- _Instructions to follow_: Copy all of the material word for word, except for the pictures.
++++++
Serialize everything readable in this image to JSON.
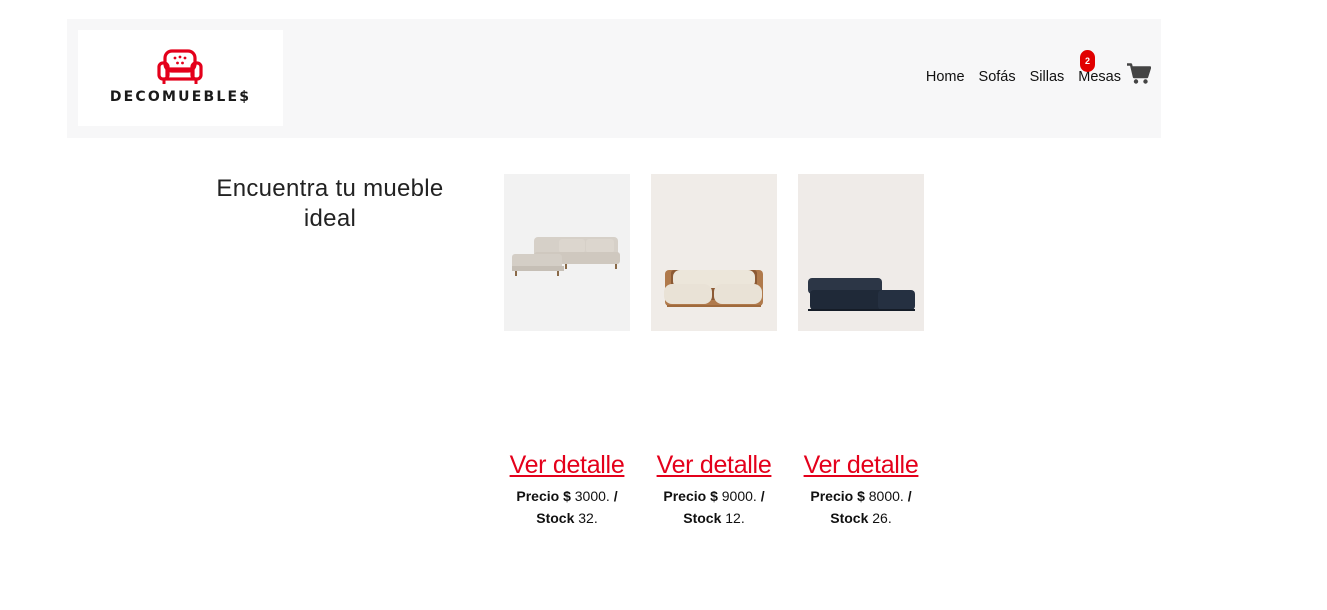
{
  "brand": {
    "logo_text": "DECOMUEBLE$"
  },
  "nav": {
    "items": [
      {
        "label": "Home"
      },
      {
        "label": "Sofás"
      },
      {
        "label": "Sillas"
      },
      {
        "label": "Mesas"
      }
    ],
    "cart_count": "2",
    "cart_icon": "shopping-cart-icon"
  },
  "hero": {
    "title": "Encuentra tu mueble ideal"
  },
  "products": [
    {
      "link_label": "Ver detalle",
      "price_label": "Precio $",
      "price": "3000.",
      "sep": "/",
      "stock_label": "Stock",
      "stock": "32.",
      "bg": "#f2f2f2"
    },
    {
      "link_label": "Ver detalle",
      "price_label": "Precio $",
      "price": "9000.",
      "sep": "/",
      "stock_label": "Stock",
      "stock": "12.",
      "bg": "#f0ece8"
    },
    {
      "link_label": "Ver detalle",
      "price_label": "Precio $",
      "price": "8000.",
      "sep": "/",
      "stock_label": "Stock",
      "stock": "26.",
      "bg": "#efebe8"
    }
  ],
  "colors": {
    "accent": "#e4001b",
    "navbar_bg": "#f7f7f8",
    "badge": "#e10000"
  }
}
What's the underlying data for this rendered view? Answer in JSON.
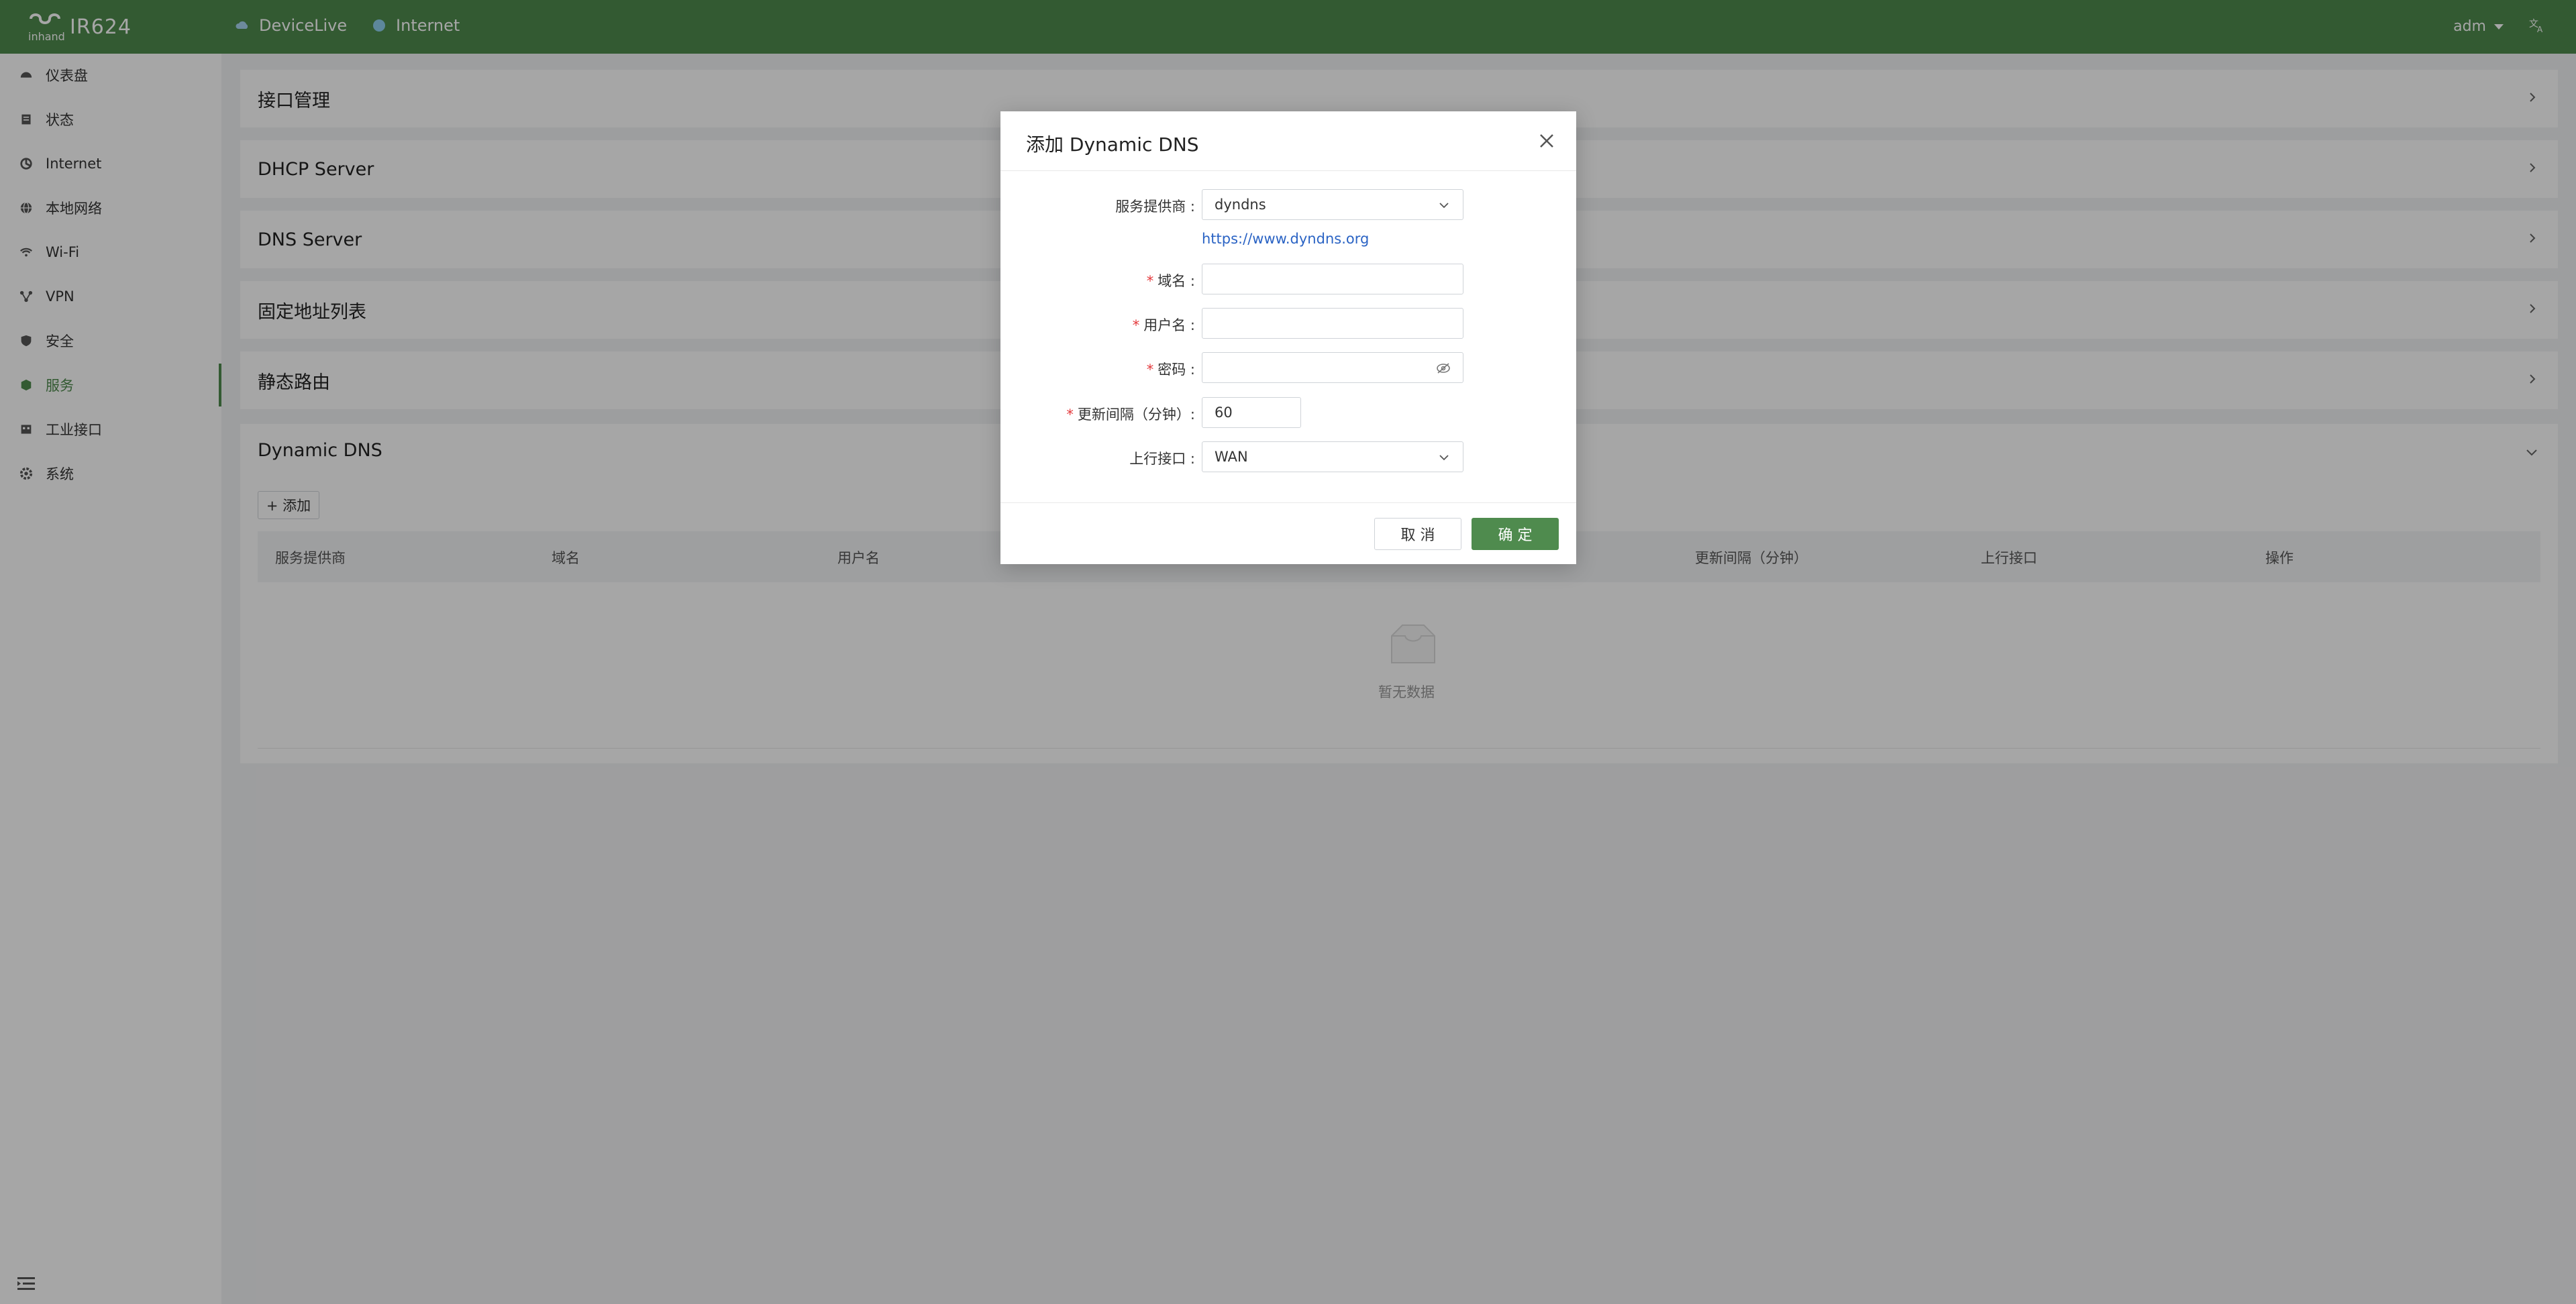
{
  "header": {
    "brand": "IR624",
    "logo_mark_text": "inhand",
    "links": [
      "DeviceLive",
      "Internet"
    ],
    "user": "adm",
    "lang_icon": "translate-icon"
  },
  "sidebar": {
    "items": [
      {
        "label": "仪表盘",
        "icon": "dashboard-icon"
      },
      {
        "label": "状态",
        "icon": "status-icon"
      },
      {
        "label": "Internet",
        "icon": "internet-icon"
      },
      {
        "label": "本地网络",
        "icon": "globe-icon"
      },
      {
        "label": "Wi-Fi",
        "icon": "wifi-icon"
      },
      {
        "label": "VPN",
        "icon": "vpn-icon"
      },
      {
        "label": "安全",
        "icon": "shield-icon"
      },
      {
        "label": "服务",
        "icon": "service-icon"
      },
      {
        "label": "工业接口",
        "icon": "industrial-icon"
      },
      {
        "label": "系统",
        "icon": "gear-icon"
      }
    ],
    "active": "服务"
  },
  "panels": [
    "接口管理",
    "DHCP Server",
    "DNS Server",
    "固定地址列表",
    "静态路由"
  ],
  "ddns": {
    "title": "Dynamic DNS",
    "add_label": "+ 添加",
    "columns": [
      "服务提供商",
      "域名",
      "用户名",
      "更新间隔（分钟）",
      "上行接口",
      "操作"
    ],
    "empty_text": "暂无数据"
  },
  "modal": {
    "title": "添加 Dynamic DNS",
    "fields": {
      "provider_label": "服务提供商 :",
      "provider_value": "dyndns",
      "provider_link": "https://www.dyndns.org",
      "domain_label": "域名 :",
      "username_label": "用户名 :",
      "password_label": "密码 :",
      "interval_label": "更新间隔（分钟）:",
      "interval_value": "60",
      "uplink_label": "上行接口 :",
      "uplink_value": "WAN"
    },
    "required_mark": "*",
    "cancel_label": "取 消",
    "ok_label": "确 定"
  }
}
++++++
- _Full solution_:
Serialize everything readable in this image to JSON.
{
  "brand": {
    "logo_text": "DECOMUEBLE$"
  },
  "nav": {
    "items": [
      {
        "label": "Home"
      },
      {
        "label": "Sofás"
      },
      {
        "label": "Sillas"
      },
      {
        "label": "Mesas"
      }
    ],
    "cart_count": "2",
    "cart_icon": "shopping-cart-icon"
  },
  "hero": {
    "title": "Encuentra tu mueble ideal"
  },
  "products": [
    {
      "link_label": "Ver detalle",
      "price_label": "Precio $",
      "price": "3000.",
      "sep": "/",
      "stock_label": "Stock",
      "stock": "32.",
      "bg": "#f2f2f2"
    },
    {
      "link_label": "Ver detalle",
      "price_label": "Precio $",
      "price": "9000.",
      "sep": "/",
      "stock_label": "Stock",
      "stock": "12.",
      "bg": "#f0ece8"
    },
    {
      "link_label": "Ver detalle",
      "price_label": "Precio $",
      "price": "8000.",
      "sep": "/",
      "stock_label": "Stock",
      "stock": "26.",
      "bg": "#efebe8"
    }
  ],
  "colors": {
    "accent": "#e4001b",
    "navbar_bg": "#f7f7f8",
    "badge": "#e10000"
  }
}
What's the underlying data for this rendered view? Answer in JSON.
{
  "header": {
    "brand": "IR624",
    "logo_mark_text": "inhand",
    "links": [
      "DeviceLive",
      "Internet"
    ],
    "user": "adm",
    "lang_icon": "translate-icon"
  },
  "sidebar": {
    "items": [
      {
        "label": "仪表盘",
        "icon": "dashboard-icon"
      },
      {
        "label": "状态",
        "icon": "status-icon"
      },
      {
        "label": "Internet",
        "icon": "internet-icon"
      },
      {
        "label": "本地网络",
        "icon": "globe-icon"
      },
      {
        "label": "Wi-Fi",
        "icon": "wifi-icon"
      },
      {
        "label": "VPN",
        "icon": "vpn-icon"
      },
      {
        "label": "安全",
        "icon": "shield-icon"
      },
      {
        "label": "服务",
        "icon": "service-icon"
      },
      {
        "label": "工业接口",
        "icon": "industrial-icon"
      },
      {
        "label": "系统",
        "icon": "gear-icon"
      }
    ],
    "active": "服务"
  },
  "panels": [
    "接口管理",
    "DHCP Server",
    "DNS Server",
    "固定地址列表",
    "静态路由"
  ],
  "ddns": {
    "title": "Dynamic DNS",
    "add_label": "+ 添加",
    "columns": [
      "服务提供商",
      "域名",
      "用户名",
      "更新间隔（分钟）",
      "上行接口",
      "操作"
    ],
    "empty_text": "暂无数据"
  },
  "modal": {
    "title": "添加 Dynamic DNS",
    "fields": {
      "provider_label": "服务提供商 :",
      "provider_value": "dyndns",
      "provider_link": "https://www.dyndns.org",
      "domain_label": "域名 :",
      "username_label": "用户名 :",
      "password_label": "密码 :",
      "interval_label": "更新间隔（分钟）:",
      "interval_value": "60",
      "uplink_label": "上行接口 :",
      "uplink_value": "WAN"
    },
    "required_mark": "*",
    "cancel_label": "取 消",
    "ok_label": "确 定"
  }
}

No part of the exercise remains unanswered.